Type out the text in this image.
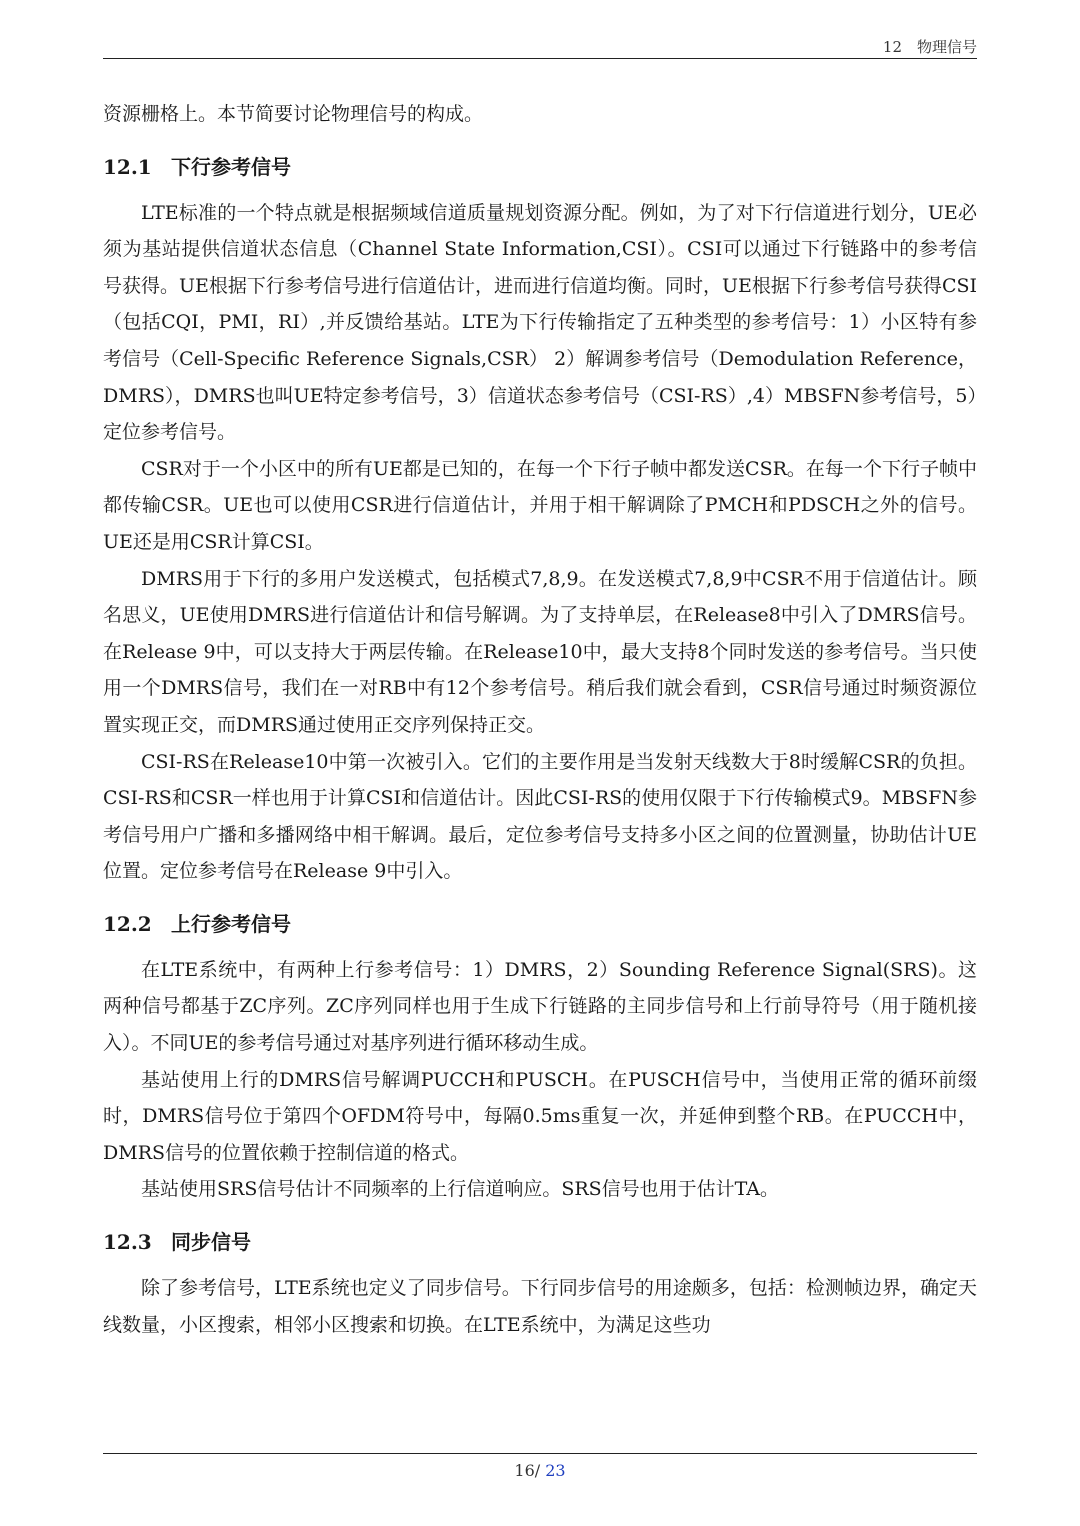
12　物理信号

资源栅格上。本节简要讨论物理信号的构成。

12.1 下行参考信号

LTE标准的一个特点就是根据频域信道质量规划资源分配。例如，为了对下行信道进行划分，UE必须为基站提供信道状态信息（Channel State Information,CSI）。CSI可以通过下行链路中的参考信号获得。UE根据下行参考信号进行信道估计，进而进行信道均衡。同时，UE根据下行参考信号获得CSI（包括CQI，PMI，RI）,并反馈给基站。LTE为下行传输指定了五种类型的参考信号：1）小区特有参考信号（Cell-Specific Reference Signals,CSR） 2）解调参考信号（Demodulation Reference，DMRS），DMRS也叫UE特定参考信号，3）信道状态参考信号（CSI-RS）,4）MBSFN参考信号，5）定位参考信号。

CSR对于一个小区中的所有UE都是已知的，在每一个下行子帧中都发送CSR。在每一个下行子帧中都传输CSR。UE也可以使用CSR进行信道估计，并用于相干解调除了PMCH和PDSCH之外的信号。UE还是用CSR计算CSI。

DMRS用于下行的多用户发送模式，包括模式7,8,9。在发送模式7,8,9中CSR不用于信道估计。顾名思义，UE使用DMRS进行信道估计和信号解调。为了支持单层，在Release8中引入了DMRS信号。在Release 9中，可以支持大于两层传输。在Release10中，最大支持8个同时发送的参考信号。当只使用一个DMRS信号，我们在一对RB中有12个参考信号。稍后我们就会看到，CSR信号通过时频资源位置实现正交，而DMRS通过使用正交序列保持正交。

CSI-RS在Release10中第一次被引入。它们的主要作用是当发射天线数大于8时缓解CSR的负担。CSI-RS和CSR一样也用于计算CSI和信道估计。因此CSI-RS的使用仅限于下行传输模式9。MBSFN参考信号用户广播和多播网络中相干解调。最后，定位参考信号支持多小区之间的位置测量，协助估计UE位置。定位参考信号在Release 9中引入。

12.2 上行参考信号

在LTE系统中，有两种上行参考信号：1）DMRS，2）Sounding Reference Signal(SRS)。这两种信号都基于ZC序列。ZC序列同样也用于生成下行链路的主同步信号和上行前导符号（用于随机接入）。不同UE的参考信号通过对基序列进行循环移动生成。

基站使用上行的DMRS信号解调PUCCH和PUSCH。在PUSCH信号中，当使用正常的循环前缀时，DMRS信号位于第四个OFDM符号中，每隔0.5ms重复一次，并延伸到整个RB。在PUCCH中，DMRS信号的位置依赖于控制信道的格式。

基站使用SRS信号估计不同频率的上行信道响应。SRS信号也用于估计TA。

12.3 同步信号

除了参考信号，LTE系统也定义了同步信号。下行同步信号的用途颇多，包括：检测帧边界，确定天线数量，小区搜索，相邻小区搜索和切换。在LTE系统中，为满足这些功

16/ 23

- _What is expected_
The answer is a single number, the count of lines in the records that contain the string "在LTE系统中".

- _Expected answer_
2